§ Kutipan Sumber
#

Senin, 08 Agustus 2016

Setengah Berdiri

Sekitar pertengahan tahun 2011, saya mendampingi murid-murid saya mengikuti pelatihan kepemimpinan di salah satu gedung di Yogyakarta. Ketika acara sudah dimulai, ada beberapa peserta yang datang terlambat.  Mereka tergopoh-gopoh memasuki ruang kelas sambil mencari kursi kosong di bagian tengah. Karena dirasa mengganggu suasana, instruktur acara menegur mereka dan memberi mereka hukuman yang menurut saya unik. Mereka diminta berbaris di bagian belakang kelas dalam posisi setengah berdiri.
Unik, karena hukuman itu tidak biasa dilakukan. Dan ternyata, posisi setengah berdiri memang sulit dilakukan. Dalam beberapa hitungan saja, beberapa peserta yang dihukum terjatuh karena  kehilangan keseimbangan. Sebagian lagi tampak meluruskan badannya karena merasa pegal terlalu lama dalam posisi setengah berdiri. Ternyata, posisi setengah berdiri jauh lebih melelahkan ketimbang benar-benar berdiri. Kita bisa mengikuti upacara bendera dengan berdiri selama satu jam penuh, tapi bisakah kita membayangkan berapa lama kita mampu bertahan jika diminta berada dalam posisi setengah berdiri?

§ Data yang Diberikan
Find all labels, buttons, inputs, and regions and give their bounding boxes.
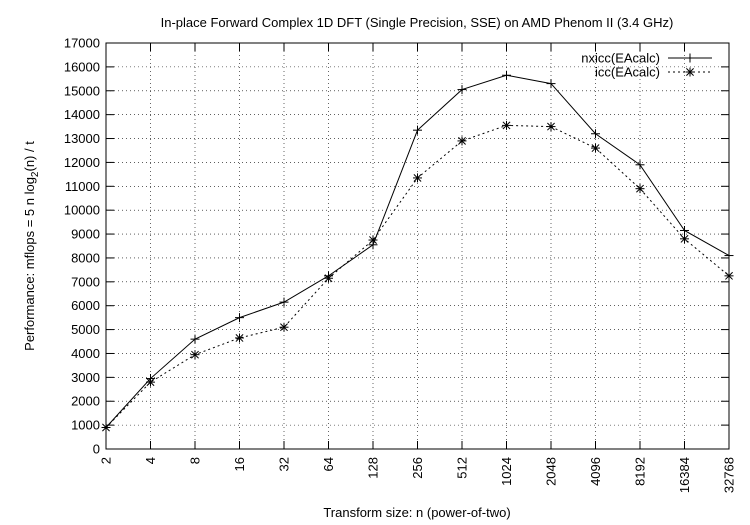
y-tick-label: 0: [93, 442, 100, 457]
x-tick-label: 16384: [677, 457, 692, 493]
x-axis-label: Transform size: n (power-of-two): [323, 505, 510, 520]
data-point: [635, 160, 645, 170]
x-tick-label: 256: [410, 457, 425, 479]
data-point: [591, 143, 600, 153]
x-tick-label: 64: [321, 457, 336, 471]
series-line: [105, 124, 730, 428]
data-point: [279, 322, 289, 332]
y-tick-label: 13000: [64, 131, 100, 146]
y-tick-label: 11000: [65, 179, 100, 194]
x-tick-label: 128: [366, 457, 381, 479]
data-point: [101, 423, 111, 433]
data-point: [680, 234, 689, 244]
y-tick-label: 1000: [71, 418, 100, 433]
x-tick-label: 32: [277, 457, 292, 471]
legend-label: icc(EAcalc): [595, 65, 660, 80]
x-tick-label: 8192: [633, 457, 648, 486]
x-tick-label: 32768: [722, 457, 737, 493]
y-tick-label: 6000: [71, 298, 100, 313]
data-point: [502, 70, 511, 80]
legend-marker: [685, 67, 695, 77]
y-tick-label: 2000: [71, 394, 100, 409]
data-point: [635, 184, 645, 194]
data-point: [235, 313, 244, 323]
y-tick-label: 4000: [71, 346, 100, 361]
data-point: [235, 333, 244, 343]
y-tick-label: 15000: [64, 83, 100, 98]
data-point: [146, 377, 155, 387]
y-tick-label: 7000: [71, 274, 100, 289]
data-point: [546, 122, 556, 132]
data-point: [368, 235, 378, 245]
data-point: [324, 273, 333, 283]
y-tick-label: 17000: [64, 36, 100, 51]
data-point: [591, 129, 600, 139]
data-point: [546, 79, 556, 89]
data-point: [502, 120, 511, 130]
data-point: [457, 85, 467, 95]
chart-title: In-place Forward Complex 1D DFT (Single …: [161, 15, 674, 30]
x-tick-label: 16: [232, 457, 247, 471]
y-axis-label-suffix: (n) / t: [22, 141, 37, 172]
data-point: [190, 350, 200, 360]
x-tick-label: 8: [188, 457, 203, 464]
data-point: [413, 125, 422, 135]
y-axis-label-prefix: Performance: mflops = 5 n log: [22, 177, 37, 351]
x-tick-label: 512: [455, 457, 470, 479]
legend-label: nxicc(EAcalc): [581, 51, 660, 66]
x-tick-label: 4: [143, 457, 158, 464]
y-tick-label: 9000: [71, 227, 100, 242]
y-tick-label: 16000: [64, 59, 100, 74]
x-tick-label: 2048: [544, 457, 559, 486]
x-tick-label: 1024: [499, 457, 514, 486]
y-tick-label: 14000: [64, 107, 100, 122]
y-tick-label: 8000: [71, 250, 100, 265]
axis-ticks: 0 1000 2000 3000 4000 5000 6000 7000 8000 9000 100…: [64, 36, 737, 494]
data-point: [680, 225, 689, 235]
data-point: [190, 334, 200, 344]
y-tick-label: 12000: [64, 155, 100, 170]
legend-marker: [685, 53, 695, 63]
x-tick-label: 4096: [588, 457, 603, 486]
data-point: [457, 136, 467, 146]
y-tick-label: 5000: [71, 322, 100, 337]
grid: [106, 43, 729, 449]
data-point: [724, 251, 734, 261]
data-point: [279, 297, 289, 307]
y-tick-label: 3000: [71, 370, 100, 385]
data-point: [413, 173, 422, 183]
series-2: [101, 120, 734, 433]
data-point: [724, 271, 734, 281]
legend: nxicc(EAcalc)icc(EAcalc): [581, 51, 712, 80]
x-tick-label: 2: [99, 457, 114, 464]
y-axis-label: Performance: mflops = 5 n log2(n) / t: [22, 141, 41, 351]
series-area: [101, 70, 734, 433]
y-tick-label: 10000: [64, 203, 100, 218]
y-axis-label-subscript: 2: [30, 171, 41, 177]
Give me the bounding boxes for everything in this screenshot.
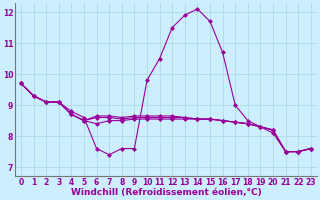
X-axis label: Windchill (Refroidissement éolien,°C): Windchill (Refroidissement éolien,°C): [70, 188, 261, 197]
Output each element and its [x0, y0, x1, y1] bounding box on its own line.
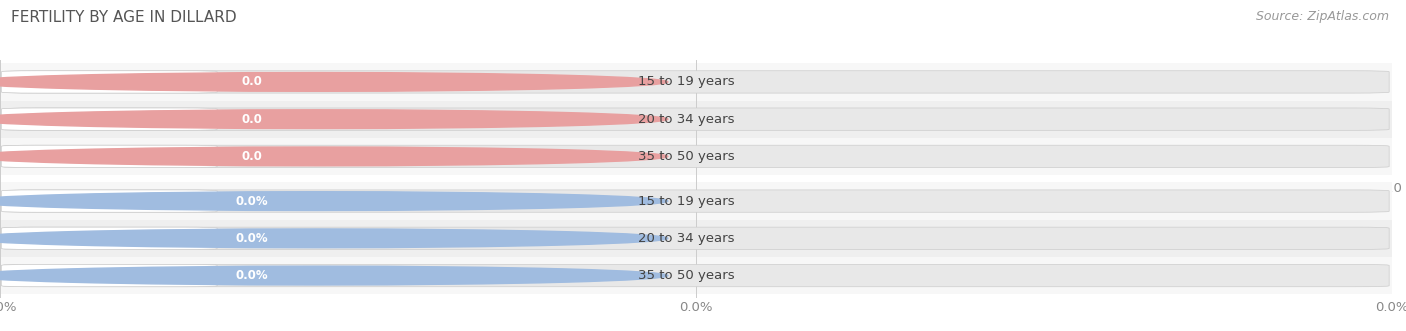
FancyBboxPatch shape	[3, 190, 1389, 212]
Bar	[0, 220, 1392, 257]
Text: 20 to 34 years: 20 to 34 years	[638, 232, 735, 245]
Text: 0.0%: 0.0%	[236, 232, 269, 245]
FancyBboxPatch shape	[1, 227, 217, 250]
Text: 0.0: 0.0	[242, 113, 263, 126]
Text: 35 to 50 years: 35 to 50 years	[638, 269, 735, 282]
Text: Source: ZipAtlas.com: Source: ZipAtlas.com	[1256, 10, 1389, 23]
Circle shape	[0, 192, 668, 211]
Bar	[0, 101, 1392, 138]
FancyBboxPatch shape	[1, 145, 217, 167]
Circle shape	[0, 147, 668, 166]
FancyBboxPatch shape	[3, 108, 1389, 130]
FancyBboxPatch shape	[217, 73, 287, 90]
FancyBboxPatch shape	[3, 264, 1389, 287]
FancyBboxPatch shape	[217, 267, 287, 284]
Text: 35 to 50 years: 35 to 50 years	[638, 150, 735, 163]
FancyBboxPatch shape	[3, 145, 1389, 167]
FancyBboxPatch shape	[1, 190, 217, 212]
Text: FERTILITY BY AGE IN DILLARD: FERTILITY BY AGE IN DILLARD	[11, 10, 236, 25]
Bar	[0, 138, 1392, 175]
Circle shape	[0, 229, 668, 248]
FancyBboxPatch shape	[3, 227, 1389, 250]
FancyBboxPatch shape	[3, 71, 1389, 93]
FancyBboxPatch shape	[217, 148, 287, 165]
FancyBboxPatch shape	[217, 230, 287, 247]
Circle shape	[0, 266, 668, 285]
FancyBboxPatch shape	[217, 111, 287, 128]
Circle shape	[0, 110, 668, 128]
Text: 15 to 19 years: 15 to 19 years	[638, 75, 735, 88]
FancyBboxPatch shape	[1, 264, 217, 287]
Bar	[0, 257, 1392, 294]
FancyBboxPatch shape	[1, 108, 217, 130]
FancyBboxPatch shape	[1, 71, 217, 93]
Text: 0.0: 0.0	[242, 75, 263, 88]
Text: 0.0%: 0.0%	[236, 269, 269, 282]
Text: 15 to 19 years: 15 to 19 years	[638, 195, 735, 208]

§ Ketentuan Tugas
Lanjutkan tulisan tentang hukuman setengah berdiri di atas dari titik tulisan itu berhenti.

§ Hasil Tugas
Bukan hanya setengah berdiri saja yang melelahkan. Semua hal, jika dilakukan setengah-setengah, ternyata jauh lebih menguras energi dibanding jika kita mengerjakannya dengan sepenuh hati. Seperti, ketika mengerjakan tugas kuliah. Jika kita mengerjakannya dengan bermalas-malas dan perasaan terpaksa, selain hasilnya tidak maksimal, tingkat kelelahan fisik dan emosi kita juga lebih tinggi. Toh, dikerjakan dengan terpaksa ataupun sepenuh hati,  tugas kuliah tetap harus dikumpulkan.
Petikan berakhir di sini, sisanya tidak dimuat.